## START EXERCISE MATERIAL
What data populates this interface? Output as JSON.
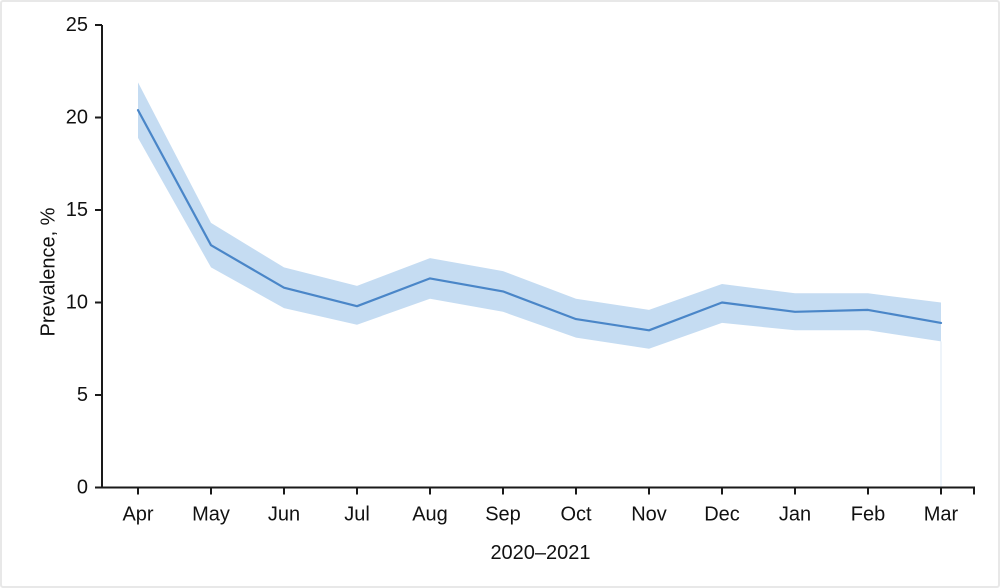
{
  "chart_data": {
    "type": "line",
    "title": "",
    "xlabel": "2020–2021",
    "ylabel": "Prevalence, %",
    "categories": [
      "Apr",
      "May",
      "Jun",
      "Jul",
      "Aug",
      "Sep",
      "Oct",
      "Nov",
      "Dec",
      "Jan",
      "Feb",
      "Mar"
    ],
    "series": [
      {
        "name": "Prevalence",
        "values": [
          20.4,
          13.1,
          10.8,
          9.8,
          11.3,
          10.6,
          9.1,
          8.5,
          10.0,
          9.5,
          9.6,
          8.9
        ]
      },
      {
        "name": "CI lower",
        "values": [
          18.9,
          11.9,
          9.7,
          8.8,
          10.2,
          9.5,
          8.1,
          7.5,
          8.9,
          8.5,
          8.5,
          7.9
        ]
      },
      {
        "name": "CI upper",
        "values": [
          21.9,
          14.3,
          11.9,
          10.9,
          12.4,
          11.7,
          10.2,
          9.6,
          11.0,
          10.5,
          10.5,
          10.0
        ]
      }
    ],
    "ylim": [
      0,
      25
    ],
    "yticks": [
      0,
      5,
      10,
      15,
      20,
      25
    ],
    "grid": false,
    "legend": "none",
    "colors": {
      "line": "#4a86c8",
      "band": "#c5dcf2",
      "band_edge": "#dce8f6",
      "axis": "#1a1a1a",
      "text": "#111111",
      "background": "#ffffff",
      "frame_border": "#e8e8e8"
    }
  }
}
## END EXERCISE MATERIAL
### WORK REQUIRED:
Copy all lines of the material above where the string "Prevalence" occurs.

### ANSWER:
    "ylabel": "Prevalence, %",
        "name": "Prevalence",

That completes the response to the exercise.